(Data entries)
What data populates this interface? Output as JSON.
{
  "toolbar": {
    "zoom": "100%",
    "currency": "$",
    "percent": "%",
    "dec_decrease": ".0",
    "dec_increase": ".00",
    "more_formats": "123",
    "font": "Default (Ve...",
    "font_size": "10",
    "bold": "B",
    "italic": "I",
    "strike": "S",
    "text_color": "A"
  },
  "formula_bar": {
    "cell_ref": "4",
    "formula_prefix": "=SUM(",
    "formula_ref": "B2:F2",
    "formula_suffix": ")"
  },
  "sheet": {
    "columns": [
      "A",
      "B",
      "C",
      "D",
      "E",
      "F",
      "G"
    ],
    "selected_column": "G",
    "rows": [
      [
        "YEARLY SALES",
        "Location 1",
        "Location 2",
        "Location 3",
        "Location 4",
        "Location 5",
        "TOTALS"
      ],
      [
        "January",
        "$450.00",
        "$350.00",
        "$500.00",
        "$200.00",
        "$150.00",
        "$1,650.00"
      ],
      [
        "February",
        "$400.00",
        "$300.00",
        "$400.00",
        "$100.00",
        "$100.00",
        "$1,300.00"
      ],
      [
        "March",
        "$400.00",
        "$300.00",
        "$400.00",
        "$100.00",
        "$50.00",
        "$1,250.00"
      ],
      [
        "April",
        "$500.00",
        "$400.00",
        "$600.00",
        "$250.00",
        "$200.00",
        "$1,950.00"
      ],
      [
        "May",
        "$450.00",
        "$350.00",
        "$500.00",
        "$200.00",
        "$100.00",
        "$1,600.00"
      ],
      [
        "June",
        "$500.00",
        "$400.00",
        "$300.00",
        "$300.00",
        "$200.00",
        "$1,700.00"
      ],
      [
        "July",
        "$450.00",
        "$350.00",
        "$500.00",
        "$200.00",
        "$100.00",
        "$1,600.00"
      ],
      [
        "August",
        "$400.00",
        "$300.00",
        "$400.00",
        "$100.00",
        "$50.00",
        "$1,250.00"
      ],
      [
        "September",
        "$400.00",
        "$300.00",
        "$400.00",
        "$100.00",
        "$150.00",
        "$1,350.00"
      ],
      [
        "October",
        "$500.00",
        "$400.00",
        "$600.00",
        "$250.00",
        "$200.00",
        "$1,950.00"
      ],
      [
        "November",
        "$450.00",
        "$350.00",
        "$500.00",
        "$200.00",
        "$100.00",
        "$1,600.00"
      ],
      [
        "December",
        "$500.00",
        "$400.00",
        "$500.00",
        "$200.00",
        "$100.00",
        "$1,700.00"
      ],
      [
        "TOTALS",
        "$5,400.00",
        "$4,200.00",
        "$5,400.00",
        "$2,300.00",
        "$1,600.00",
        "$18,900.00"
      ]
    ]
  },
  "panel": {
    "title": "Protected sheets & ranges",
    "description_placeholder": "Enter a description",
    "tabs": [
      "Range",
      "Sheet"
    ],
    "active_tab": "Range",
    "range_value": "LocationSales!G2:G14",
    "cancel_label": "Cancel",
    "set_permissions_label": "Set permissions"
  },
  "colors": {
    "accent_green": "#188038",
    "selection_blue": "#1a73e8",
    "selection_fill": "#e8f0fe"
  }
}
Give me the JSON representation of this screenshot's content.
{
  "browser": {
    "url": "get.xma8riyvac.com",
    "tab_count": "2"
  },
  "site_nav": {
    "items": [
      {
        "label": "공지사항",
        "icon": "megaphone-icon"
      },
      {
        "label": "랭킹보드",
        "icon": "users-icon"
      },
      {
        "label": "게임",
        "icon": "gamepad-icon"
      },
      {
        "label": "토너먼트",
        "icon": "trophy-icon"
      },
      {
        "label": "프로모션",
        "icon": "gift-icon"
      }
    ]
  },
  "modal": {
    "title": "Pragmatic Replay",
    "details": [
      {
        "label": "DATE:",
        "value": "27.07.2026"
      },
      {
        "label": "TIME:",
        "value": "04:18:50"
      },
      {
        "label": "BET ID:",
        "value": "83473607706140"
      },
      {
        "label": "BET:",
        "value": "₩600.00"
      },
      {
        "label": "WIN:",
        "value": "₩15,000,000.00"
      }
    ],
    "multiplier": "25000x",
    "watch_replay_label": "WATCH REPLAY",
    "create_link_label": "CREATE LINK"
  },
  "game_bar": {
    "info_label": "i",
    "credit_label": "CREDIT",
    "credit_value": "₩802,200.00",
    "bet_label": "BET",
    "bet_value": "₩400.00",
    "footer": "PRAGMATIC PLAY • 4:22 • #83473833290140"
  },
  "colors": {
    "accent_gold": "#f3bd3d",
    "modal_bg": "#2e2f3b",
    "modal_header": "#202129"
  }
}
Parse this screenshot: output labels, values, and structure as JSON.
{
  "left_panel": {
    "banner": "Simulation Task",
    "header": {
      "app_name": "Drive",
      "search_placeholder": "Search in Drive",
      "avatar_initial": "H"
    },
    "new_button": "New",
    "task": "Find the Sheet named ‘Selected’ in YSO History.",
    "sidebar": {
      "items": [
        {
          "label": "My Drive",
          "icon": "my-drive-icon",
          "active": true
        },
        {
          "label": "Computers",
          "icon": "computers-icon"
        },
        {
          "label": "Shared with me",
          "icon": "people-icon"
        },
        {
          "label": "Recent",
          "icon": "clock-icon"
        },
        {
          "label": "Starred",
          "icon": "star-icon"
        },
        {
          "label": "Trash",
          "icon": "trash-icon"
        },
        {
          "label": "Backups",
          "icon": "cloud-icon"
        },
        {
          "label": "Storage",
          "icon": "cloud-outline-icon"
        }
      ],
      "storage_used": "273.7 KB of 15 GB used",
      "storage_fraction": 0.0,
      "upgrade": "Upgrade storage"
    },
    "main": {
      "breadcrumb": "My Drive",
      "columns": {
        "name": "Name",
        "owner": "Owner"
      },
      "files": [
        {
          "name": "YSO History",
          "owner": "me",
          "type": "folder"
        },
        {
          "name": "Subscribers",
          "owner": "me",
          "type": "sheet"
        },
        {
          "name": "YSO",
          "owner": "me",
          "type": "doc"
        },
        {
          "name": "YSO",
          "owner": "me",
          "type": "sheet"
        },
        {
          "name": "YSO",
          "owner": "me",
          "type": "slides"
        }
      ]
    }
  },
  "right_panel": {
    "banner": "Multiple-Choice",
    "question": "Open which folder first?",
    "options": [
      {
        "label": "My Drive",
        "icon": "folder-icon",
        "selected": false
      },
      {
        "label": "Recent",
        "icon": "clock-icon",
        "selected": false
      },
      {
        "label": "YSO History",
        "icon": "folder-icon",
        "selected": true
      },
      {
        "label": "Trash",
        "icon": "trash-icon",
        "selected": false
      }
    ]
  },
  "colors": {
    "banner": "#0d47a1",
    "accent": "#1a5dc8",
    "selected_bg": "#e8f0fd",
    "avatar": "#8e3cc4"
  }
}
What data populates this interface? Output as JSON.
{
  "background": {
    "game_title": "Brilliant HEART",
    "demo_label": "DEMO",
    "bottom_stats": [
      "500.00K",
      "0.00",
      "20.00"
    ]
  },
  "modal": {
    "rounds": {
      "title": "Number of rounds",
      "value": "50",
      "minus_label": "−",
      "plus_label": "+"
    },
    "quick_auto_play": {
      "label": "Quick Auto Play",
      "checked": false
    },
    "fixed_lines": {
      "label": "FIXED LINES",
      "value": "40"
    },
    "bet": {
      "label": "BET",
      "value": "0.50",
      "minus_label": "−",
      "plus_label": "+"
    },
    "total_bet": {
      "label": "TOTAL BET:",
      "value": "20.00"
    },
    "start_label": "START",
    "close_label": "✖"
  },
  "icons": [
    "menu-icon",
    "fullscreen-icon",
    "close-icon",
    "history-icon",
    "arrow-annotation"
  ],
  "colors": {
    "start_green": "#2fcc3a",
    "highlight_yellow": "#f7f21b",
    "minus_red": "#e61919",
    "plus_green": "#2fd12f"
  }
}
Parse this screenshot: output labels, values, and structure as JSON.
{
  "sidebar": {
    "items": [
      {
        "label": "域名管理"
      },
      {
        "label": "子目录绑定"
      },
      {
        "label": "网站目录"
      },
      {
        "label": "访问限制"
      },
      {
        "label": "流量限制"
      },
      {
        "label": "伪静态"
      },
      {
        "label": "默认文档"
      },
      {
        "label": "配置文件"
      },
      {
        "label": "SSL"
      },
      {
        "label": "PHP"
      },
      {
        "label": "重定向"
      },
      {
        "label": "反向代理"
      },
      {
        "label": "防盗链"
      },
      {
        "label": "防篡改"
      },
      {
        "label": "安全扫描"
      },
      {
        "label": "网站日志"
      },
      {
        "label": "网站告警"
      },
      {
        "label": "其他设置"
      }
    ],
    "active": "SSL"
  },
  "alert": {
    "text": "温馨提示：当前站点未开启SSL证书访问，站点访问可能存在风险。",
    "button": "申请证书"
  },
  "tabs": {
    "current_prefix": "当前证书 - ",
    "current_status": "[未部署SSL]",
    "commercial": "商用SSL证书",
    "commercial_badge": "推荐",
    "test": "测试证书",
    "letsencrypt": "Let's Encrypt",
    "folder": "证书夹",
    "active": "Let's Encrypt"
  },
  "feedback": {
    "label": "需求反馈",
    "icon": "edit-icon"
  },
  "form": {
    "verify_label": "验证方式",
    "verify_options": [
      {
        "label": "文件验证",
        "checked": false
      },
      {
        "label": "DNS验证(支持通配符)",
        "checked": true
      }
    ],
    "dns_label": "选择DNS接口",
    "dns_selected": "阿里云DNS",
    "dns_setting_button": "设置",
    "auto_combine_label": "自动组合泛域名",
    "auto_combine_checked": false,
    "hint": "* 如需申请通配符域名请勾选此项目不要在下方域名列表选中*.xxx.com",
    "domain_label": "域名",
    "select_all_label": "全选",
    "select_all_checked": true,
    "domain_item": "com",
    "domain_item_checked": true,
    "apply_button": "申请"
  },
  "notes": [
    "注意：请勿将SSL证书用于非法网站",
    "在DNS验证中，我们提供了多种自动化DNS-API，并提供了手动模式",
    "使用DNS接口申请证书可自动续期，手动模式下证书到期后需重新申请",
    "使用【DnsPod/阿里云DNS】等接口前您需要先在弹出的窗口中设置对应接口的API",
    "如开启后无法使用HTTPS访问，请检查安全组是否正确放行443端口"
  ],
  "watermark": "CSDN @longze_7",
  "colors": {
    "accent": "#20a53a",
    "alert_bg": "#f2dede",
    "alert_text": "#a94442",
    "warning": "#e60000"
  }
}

SET EXERCISE
Find every line that has "true" in it, then return those lines.

EXERCISE OUTPUT
          "active": true
        "selected": true
        "checked": true
    "select_all_checked": true,
    "domain_item_checked": true,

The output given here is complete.